§ **Directions**: Within the listing below, locate all lines containing the word "title". Copy each one.

§ **Supplied records**:

......

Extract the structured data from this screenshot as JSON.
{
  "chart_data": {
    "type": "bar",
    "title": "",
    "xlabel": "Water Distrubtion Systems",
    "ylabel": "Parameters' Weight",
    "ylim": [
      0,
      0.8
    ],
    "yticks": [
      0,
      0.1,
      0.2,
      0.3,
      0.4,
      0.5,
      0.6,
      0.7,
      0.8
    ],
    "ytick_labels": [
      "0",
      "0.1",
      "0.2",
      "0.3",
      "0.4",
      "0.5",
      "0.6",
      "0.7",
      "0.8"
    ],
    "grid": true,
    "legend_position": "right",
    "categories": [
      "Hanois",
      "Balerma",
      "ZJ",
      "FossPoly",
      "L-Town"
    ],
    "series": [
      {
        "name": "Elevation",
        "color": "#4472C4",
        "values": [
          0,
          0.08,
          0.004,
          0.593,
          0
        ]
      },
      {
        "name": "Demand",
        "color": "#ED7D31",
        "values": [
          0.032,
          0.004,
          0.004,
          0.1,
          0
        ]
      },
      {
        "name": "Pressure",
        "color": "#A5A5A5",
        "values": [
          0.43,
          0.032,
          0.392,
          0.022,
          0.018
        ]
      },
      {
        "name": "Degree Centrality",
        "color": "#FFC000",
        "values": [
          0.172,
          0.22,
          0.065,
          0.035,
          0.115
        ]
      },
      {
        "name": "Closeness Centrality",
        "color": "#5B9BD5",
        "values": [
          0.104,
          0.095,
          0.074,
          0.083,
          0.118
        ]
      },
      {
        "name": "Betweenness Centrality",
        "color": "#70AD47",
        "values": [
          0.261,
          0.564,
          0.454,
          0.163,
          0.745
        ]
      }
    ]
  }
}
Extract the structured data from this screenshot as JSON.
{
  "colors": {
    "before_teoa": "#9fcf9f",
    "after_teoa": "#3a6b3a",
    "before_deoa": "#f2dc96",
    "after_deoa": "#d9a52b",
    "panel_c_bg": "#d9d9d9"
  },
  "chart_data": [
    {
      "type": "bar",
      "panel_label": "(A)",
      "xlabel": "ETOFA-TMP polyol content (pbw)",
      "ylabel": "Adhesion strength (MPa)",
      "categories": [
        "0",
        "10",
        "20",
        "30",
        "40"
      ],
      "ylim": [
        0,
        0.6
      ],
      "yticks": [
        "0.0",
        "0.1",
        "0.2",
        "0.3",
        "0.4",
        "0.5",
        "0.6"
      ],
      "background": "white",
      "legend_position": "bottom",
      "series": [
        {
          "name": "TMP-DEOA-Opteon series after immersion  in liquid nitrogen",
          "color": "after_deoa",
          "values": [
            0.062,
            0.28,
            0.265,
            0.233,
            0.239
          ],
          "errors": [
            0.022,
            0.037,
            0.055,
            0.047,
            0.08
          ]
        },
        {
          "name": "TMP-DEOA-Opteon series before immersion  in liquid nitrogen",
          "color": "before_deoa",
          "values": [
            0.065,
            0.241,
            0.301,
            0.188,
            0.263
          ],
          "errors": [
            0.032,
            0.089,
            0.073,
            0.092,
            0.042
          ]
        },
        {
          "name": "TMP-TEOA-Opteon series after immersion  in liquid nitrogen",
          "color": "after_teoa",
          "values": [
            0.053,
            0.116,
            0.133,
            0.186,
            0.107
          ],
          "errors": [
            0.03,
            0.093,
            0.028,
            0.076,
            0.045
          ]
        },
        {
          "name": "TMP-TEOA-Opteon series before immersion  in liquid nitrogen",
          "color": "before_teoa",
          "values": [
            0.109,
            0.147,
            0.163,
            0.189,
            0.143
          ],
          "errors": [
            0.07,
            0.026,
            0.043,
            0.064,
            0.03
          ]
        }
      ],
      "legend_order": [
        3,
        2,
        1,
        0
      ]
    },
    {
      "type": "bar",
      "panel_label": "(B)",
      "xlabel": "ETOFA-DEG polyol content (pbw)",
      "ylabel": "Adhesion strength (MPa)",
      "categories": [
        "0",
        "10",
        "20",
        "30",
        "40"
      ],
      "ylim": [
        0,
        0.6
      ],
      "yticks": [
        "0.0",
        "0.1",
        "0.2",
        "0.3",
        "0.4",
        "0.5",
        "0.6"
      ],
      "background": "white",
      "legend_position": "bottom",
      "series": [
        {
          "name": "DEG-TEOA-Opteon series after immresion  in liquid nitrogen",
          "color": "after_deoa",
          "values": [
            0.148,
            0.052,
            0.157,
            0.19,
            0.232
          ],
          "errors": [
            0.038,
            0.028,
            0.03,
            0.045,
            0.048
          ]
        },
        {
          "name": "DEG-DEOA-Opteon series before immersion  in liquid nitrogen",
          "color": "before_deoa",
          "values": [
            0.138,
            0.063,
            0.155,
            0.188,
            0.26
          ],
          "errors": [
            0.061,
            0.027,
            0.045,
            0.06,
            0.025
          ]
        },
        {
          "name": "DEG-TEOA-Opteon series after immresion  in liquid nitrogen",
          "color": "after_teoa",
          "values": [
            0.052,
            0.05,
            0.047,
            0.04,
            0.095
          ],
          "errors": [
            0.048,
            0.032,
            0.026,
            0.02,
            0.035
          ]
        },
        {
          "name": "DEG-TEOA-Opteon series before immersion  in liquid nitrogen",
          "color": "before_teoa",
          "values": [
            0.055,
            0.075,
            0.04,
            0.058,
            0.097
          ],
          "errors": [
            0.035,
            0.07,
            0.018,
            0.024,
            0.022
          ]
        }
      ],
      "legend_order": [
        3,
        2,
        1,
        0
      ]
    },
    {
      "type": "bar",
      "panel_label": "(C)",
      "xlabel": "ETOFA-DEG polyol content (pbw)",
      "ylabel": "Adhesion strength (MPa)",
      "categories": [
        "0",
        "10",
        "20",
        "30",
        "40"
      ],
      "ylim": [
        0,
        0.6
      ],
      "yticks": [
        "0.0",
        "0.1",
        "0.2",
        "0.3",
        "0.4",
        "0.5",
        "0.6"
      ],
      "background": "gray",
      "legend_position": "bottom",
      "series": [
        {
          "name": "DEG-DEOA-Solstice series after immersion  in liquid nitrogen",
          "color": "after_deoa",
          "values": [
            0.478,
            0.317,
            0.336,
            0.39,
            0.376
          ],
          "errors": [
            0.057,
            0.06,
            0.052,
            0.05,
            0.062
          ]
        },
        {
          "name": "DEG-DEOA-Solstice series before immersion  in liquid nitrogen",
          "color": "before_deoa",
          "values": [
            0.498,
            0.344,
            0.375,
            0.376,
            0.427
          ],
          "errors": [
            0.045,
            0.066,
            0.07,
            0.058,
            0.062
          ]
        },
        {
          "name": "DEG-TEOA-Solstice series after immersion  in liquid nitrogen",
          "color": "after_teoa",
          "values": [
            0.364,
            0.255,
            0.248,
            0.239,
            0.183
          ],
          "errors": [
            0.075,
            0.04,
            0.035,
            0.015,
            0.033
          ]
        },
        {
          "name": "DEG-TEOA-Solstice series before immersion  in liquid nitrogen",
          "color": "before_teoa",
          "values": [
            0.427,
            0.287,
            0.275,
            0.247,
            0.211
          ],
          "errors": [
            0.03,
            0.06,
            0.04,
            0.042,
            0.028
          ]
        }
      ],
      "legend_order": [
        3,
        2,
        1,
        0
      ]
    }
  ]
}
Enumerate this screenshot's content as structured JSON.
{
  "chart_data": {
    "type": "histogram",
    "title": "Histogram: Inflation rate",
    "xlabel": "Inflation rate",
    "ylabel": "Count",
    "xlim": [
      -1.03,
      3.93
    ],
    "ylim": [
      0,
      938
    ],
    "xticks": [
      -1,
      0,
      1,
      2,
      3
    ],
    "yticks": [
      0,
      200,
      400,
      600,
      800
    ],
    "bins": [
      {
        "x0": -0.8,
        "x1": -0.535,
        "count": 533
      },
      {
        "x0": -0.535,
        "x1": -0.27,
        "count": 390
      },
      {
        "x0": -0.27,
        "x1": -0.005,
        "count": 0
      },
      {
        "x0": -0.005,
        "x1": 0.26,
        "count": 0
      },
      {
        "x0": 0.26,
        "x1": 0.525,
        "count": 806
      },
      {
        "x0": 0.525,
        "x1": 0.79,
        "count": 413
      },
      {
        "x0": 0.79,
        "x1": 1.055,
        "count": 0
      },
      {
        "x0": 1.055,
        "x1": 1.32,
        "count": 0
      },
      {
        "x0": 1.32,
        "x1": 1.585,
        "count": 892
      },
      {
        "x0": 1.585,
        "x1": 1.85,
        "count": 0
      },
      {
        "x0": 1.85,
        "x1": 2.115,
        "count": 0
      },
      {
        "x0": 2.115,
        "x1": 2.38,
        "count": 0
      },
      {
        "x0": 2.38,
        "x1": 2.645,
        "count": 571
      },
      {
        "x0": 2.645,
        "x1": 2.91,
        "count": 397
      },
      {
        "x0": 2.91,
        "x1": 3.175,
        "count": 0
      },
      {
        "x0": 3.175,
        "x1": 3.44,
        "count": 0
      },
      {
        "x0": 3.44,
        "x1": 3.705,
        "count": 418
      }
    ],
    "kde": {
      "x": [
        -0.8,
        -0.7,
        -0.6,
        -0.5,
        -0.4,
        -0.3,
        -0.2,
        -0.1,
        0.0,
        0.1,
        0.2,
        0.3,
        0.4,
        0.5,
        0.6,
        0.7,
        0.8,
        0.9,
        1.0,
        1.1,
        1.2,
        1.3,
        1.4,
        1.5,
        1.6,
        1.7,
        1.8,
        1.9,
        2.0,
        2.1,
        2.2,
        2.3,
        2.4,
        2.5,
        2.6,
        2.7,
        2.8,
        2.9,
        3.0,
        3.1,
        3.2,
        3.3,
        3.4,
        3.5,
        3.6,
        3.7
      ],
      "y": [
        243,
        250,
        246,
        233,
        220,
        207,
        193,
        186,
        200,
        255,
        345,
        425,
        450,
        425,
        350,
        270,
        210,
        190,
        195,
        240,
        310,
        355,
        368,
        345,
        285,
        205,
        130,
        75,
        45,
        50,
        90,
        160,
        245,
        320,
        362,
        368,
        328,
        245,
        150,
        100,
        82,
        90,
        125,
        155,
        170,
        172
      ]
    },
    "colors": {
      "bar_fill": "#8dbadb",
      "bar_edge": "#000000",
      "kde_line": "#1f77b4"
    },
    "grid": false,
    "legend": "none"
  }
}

......

§ **Exercise result**:
    "title": "",
    "title": "Histogram: Inflation rate",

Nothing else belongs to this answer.